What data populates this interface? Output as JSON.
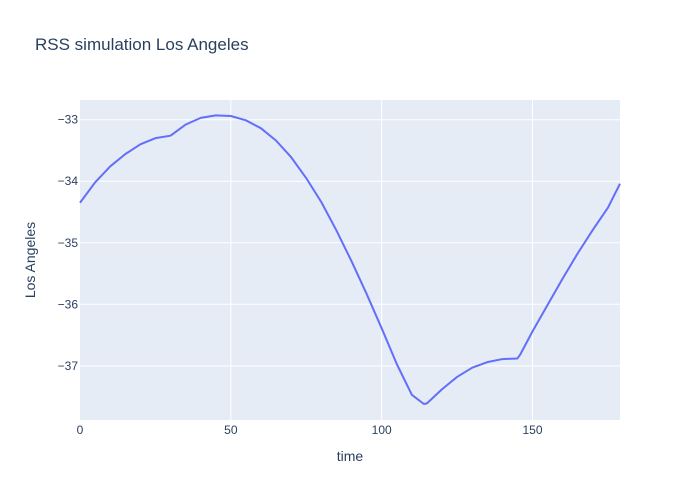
{
  "chart_data": {
    "type": "line",
    "title": "RSS simulation Los Angeles",
    "xlabel": "time",
    "ylabel": "Los Angeles",
    "xlim": [
      0,
      179
    ],
    "ylim": [
      -37.88,
      -32.68
    ],
    "x_ticks": [
      0,
      50,
      100,
      150
    ],
    "y_ticks": [
      -33,
      -34,
      -35,
      -36,
      -37
    ],
    "x_tick_labels": [
      "0",
      "50",
      "100",
      "150"
    ],
    "y_tick_labels": [
      "−33",
      "−34",
      "−35",
      "−36",
      "−37"
    ],
    "grid": true,
    "legend": "none",
    "colors": {
      "plot_background": "#e5ecf6",
      "grid": "#ffffff",
      "line": "#636efa",
      "text": "#2a3f5f"
    },
    "series": [
      {
        "x": [
          0,
          5,
          10,
          15,
          20,
          25,
          30,
          35,
          40,
          45,
          50,
          55,
          60,
          65,
          70,
          75,
          80,
          85,
          90,
          95,
          100,
          105,
          110,
          114,
          115,
          120,
          125,
          130,
          135,
          140,
          145,
          146,
          150,
          155,
          160,
          165,
          170,
          175,
          179
        ],
        "y": [
          -34.35,
          -34.02,
          -33.76,
          -33.56,
          -33.4,
          -33.3,
          -33.26,
          -33.08,
          -32.97,
          -32.93,
          -32.94,
          -33.01,
          -33.14,
          -33.34,
          -33.61,
          -33.95,
          -34.34,
          -34.8,
          -35.3,
          -35.83,
          -36.39,
          -36.97,
          -37.47,
          -37.62,
          -37.61,
          -37.38,
          -37.18,
          -37.03,
          -36.94,
          -36.89,
          -36.88,
          -36.81,
          -36.44,
          -36.01,
          -35.58,
          -35.17,
          -34.79,
          -34.43,
          -34.04
        ]
      }
    ]
  }
}
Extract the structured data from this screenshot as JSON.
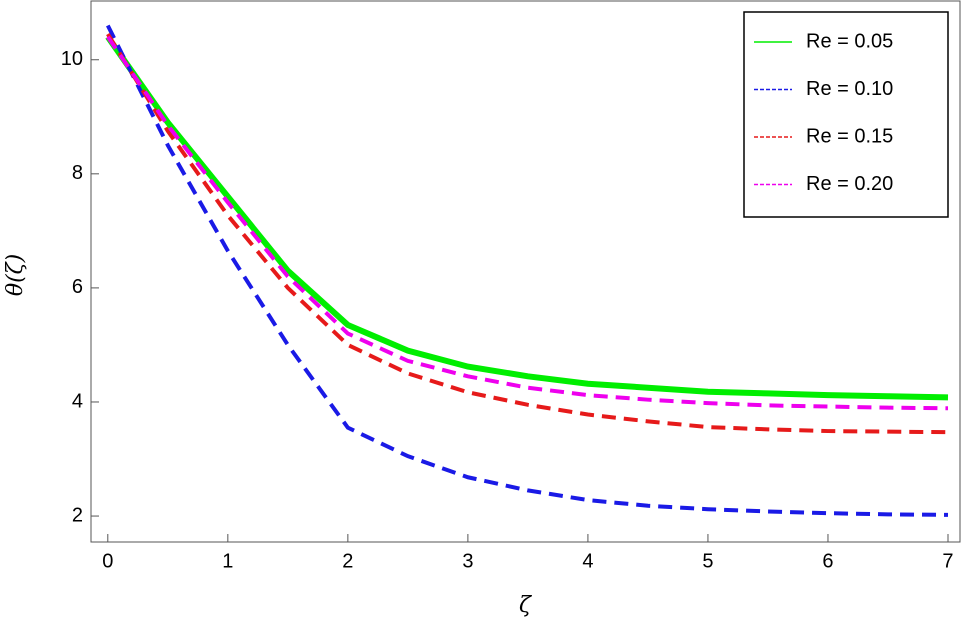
{
  "chart_data": {
    "type": "line",
    "x_label": "ζ",
    "y_label": "θ(ζ)",
    "x": [
      0,
      0.5,
      1,
      1.5,
      2,
      2.5,
      3,
      3.5,
      4,
      4.5,
      5,
      5.5,
      6,
      6.5,
      7
    ],
    "series": [
      {
        "name": "Re = 0.05",
        "color": "#00ee00",
        "dash": "solid",
        "values": [
          10.4,
          8.9,
          7.6,
          6.3,
          5.35,
          4.9,
          4.62,
          4.45,
          4.32,
          4.25,
          4.18,
          4.15,
          4.12,
          4.1,
          4.08
        ]
      },
      {
        "name": "Re = 0.10",
        "color": "#1a1ae6",
        "dash": "dashed",
        "values": [
          10.6,
          8.5,
          6.65,
          5.0,
          3.55,
          3.05,
          2.68,
          2.45,
          2.28,
          2.18,
          2.12,
          2.08,
          2.05,
          2.03,
          2.02
        ]
      },
      {
        "name": "Re = 0.15",
        "color": "#e61a1a",
        "dash": "dashed",
        "values": [
          10.45,
          8.75,
          7.27,
          6.0,
          5.0,
          4.5,
          4.17,
          3.95,
          3.78,
          3.66,
          3.56,
          3.52,
          3.49,
          3.48,
          3.47
        ]
      },
      {
        "name": "Re = 0.20",
        "color": "#ee00ee",
        "dash": "dashed",
        "values": [
          10.4,
          8.85,
          7.5,
          6.2,
          5.2,
          4.72,
          4.45,
          4.25,
          4.12,
          4.04,
          3.98,
          3.94,
          3.92,
          3.9,
          3.89
        ]
      }
    ],
    "xlim": [
      -0.14,
      7.1
    ],
    "ylim": [
      1.545,
      11.03
    ],
    "xticks": [
      0,
      1,
      2,
      3,
      4,
      5,
      6,
      7
    ],
    "yticks": [
      2,
      4,
      6,
      8,
      10
    ],
    "legend": "upper right"
  }
}
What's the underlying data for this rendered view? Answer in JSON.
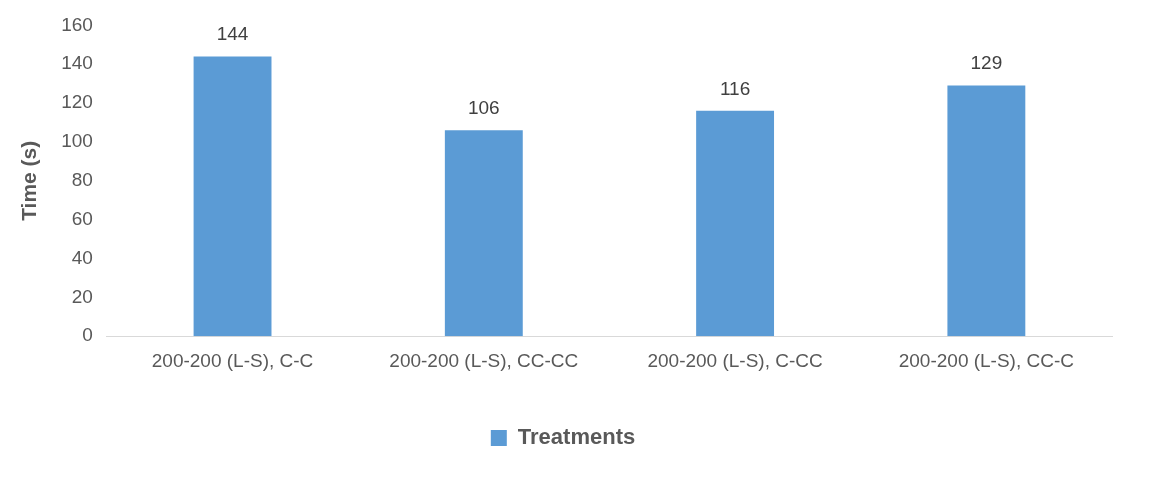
{
  "chart_data": {
    "type": "bar",
    "ylabel": "Time (s)",
    "categories": [
      "200-200 (L-S), C-C",
      "200-200 (L-S), CC-CC",
      "200-200 (L-S), C-CC",
      "200-200 (L-S), CC-C"
    ],
    "series": [
      {
        "name": "Treatments",
        "color": "#5b9bd5",
        "values": [
          144,
          106,
          116,
          129
        ]
      }
    ],
    "ylim": [
      0,
      160
    ],
    "yticks": [
      0,
      20,
      40,
      60,
      80,
      100,
      120,
      140,
      160
    ],
    "data_labels": true,
    "legend": "bottom",
    "grid": false
  }
}
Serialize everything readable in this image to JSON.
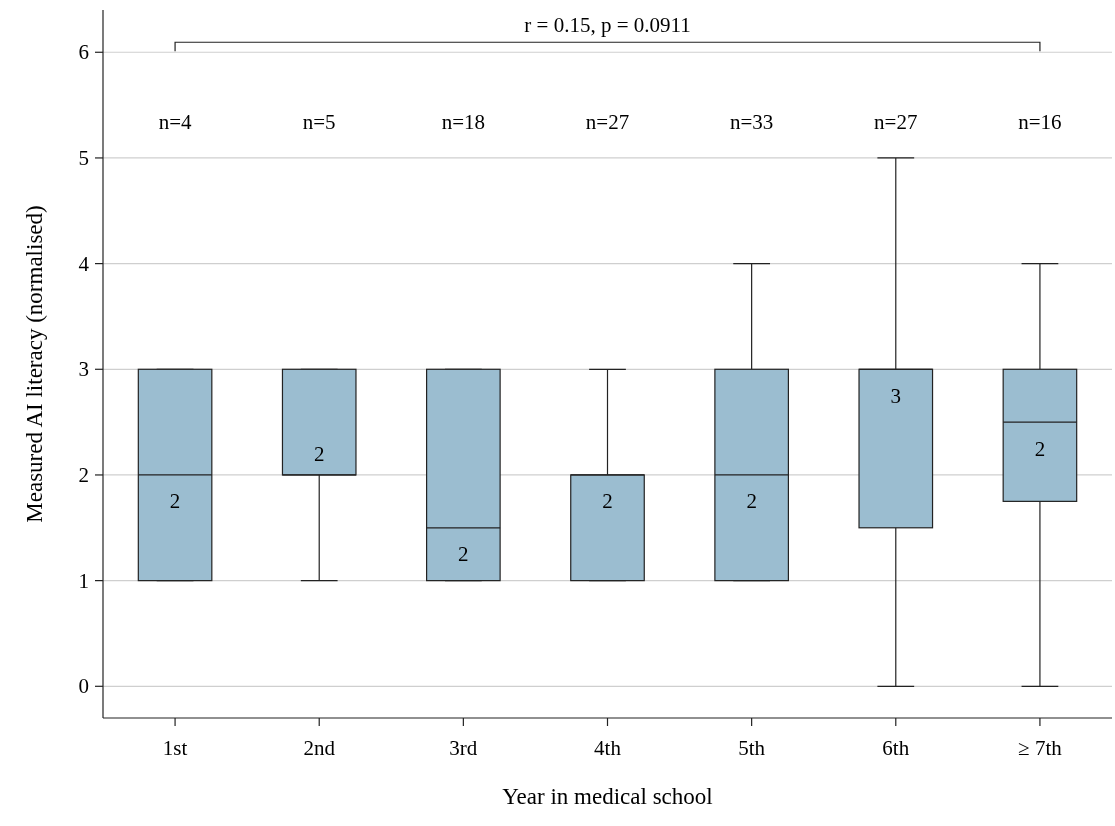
{
  "chart_data": {
    "type": "box",
    "xlabel": "Year in medical school",
    "ylabel": "Measured AI literacy (normalised)",
    "categories": [
      "1st",
      "2nd",
      "3rd",
      "4th",
      "5th",
      "6th",
      "≥ 7th"
    ],
    "color": "#9bbdd0",
    "boxes": [
      {
        "low": 1,
        "q1": 1,
        "median": 2,
        "q3": 3,
        "high": 3
      },
      {
        "low": 1,
        "q1": 2,
        "median": 2,
        "q3": 3,
        "high": 3
      },
      {
        "low": 1,
        "q1": 1,
        "median": 1.5,
        "q3": 3,
        "high": 3
      },
      {
        "low": 1,
        "q1": 1,
        "median": 2,
        "q3": 2,
        "high": 3
      },
      {
        "low": 1,
        "q1": 1,
        "median": 2,
        "q3": 3,
        "high": 4
      },
      {
        "low": 0,
        "q1": 1.5,
        "median": 3,
        "q3": 3,
        "high": 5
      },
      {
        "low": 0,
        "q1": 1.75,
        "median": 2.5,
        "q3": 3,
        "high": 4
      }
    ],
    "ylim": [
      -0.3,
      6.4
    ],
    "yticks": [
      0,
      1,
      2,
      3,
      4,
      5,
      6
    ],
    "grid": "y",
    "annotations": [
      "r = 0.15, p = 0.0911",
      "n=4",
      "n=5",
      "n=18",
      "n=27",
      "n=33",
      "n=27",
      "n=16",
      "2",
      "2",
      "2",
      "2",
      "2",
      "3",
      "2"
    ]
  }
}
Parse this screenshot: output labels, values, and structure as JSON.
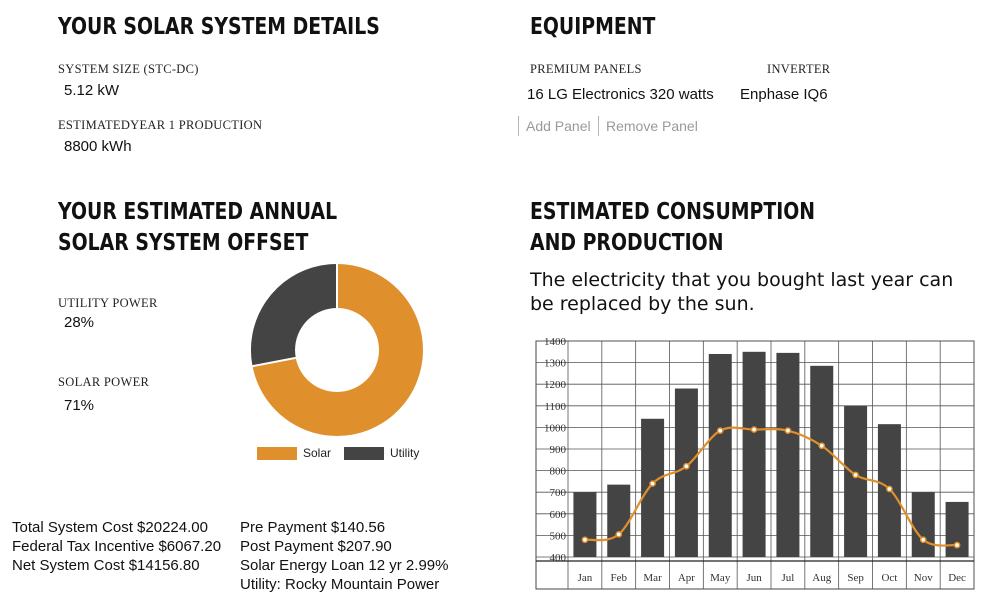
{
  "details": {
    "title": "YOUR SOLAR SYSTEM DETAILS",
    "system_size_label": "SYSTEM SIZE (STC-DC)",
    "system_size_value": "5.12 kW",
    "production_label": "ESTIMATEDYEAR 1 PRODUCTION",
    "production_value": "8800 kWh"
  },
  "equipment": {
    "title": "EQUIPMENT",
    "panels_label": "PREMIUM PANELS",
    "panels_value": "16 LG Electronics 320 watts",
    "inverter_label": "INVERTER",
    "inverter_value": "Enphase IQ6",
    "add_panel": "Add Panel",
    "remove_panel": "Remove Panel"
  },
  "offset": {
    "title_line1": "YOUR ESTIMATED ANNUAL",
    "title_line2": "SOLAR SYSTEM OFFSET",
    "utility_label": "UTILITY POWER",
    "utility_value": "28%",
    "solar_label": "SOLAR POWER",
    "solar_value": "71%",
    "legend_solar": "Solar",
    "legend_utility": "Utility",
    "solar_fraction": 0.71,
    "utility_fraction": 0.28,
    "solar_color": "#df8f2b",
    "utility_color": "#444444"
  },
  "consumption": {
    "title_line1": "ESTIMATED CONSUMPTION",
    "title_line2": "AND PRODUCTION",
    "subtitle_line1": "The electricity that you bought last year can",
    "subtitle_line2": "be replaced by the sun."
  },
  "costs": {
    "total": "Total System Cost $20224.00",
    "federal": "Federal Tax Incentive $6067.20",
    "net": "Net System Cost $14156.80",
    "pre": "Pre Payment $140.56",
    "post": "Post Payment $207.90",
    "loan": "Solar Energy Loan 12 yr 2.99%",
    "utility": "Utility: Rocky Mountain Power"
  },
  "chart_data": {
    "type": "bar",
    "categories": [
      "Jan",
      "Feb",
      "Mar",
      "Apr",
      "May",
      "Jun",
      "Jul",
      "Aug",
      "Sep",
      "Oct",
      "Nov",
      "Dec"
    ],
    "series": [
      {
        "values": [
          700,
          735,
          1040,
          1180,
          1340,
          1350,
          1345,
          1285,
          1100,
          1015,
          700,
          655
        ],
        "color": "#444444",
        "kind": "bar"
      },
      {
        "values": [
          480,
          505,
          740,
          820,
          985,
          990,
          985,
          915,
          780,
          715,
          480,
          455
        ],
        "color": "#df8f2b",
        "kind": "line"
      }
    ],
    "yticks": [
      400,
      500,
      600,
      700,
      800,
      900,
      1000,
      1100,
      1200,
      1300,
      1400
    ],
    "ylim": [
      400,
      1400
    ],
    "grid": true
  }
}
===
Given problem » Every line in the data above that contains "ylabel" needs to be copied.

Solution below »
    "ylabel": "Los Angeles",
    "ylabel": "Time (s)",
    "ylabel": "Measured AI literacy (normalised)",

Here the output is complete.